■ WHAT TO WORK ON ■
Look through the lines below and extract each one that contains "JSON".

■ SUPPLIED DATA ■
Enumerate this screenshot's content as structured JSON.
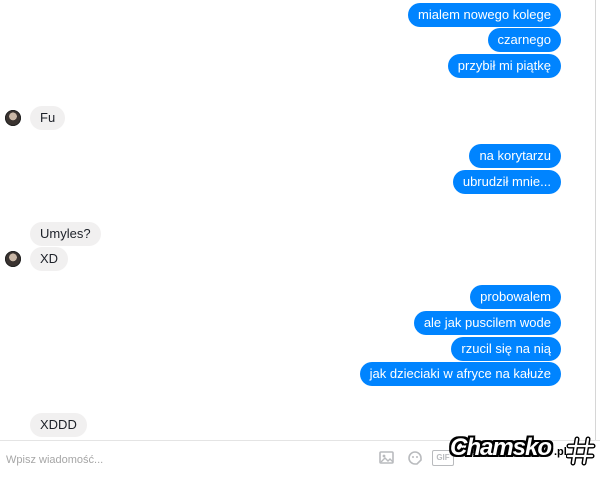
{
  "thread": {
    "messages": [
      {
        "id": "m1",
        "side": "out",
        "text": "mialem nowego kolege"
      },
      {
        "id": "m2",
        "side": "out",
        "text": "czarnego"
      },
      {
        "id": "m3",
        "side": "out",
        "text": "przybił mi piątkę"
      },
      {
        "id": "m4",
        "side": "in",
        "text": "Fu"
      },
      {
        "id": "m5",
        "side": "out",
        "text": "na korytarzu"
      },
      {
        "id": "m6",
        "side": "out",
        "text": "ubrudził mnie..."
      },
      {
        "id": "m7",
        "side": "in",
        "text": "Umyles?"
      },
      {
        "id": "m8",
        "side": "in",
        "text": "XD"
      },
      {
        "id": "m9",
        "side": "out",
        "text": "probowalem"
      },
      {
        "id": "m10",
        "side": "out",
        "text": "ale jak puscilem wode"
      },
      {
        "id": "m11",
        "side": "out",
        "text": "rzucil się na nią"
      },
      {
        "id": "m12",
        "side": "out",
        "text": "jak dzieciaki w afryce na kałuże"
      },
      {
        "id": "m13",
        "side": "in",
        "text": "XDDD"
      }
    ]
  },
  "composer": {
    "placeholder": "Wpisz wiadomość...",
    "icons": [
      "image-icon",
      "sticker-icon",
      "gif-icon"
    ],
    "gif_label": "GIF"
  },
  "watermark": {
    "text": "Chamsko",
    "suffix": ".pl"
  },
  "colors": {
    "outgoing_bubble": "#0084ff",
    "incoming_bubble": "#f1f0f0"
  }
}
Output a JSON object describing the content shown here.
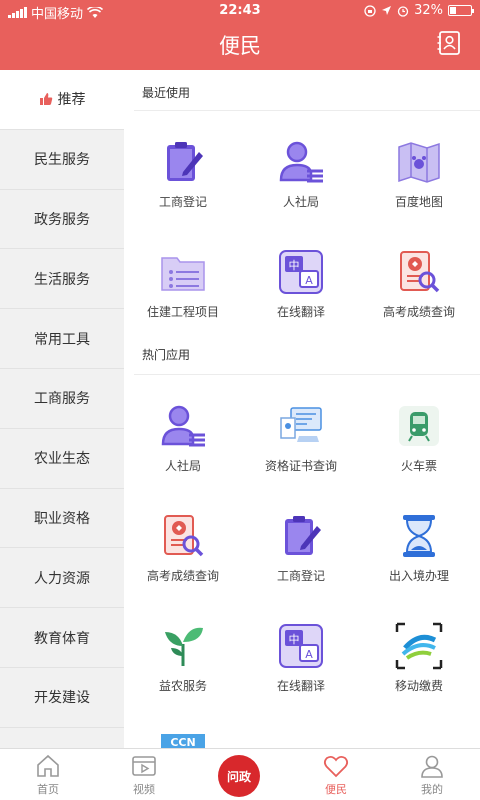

■ RESULT ■
Enumerate this screenshot's content as structured JSON.
Output a JSON object describing the content shown here.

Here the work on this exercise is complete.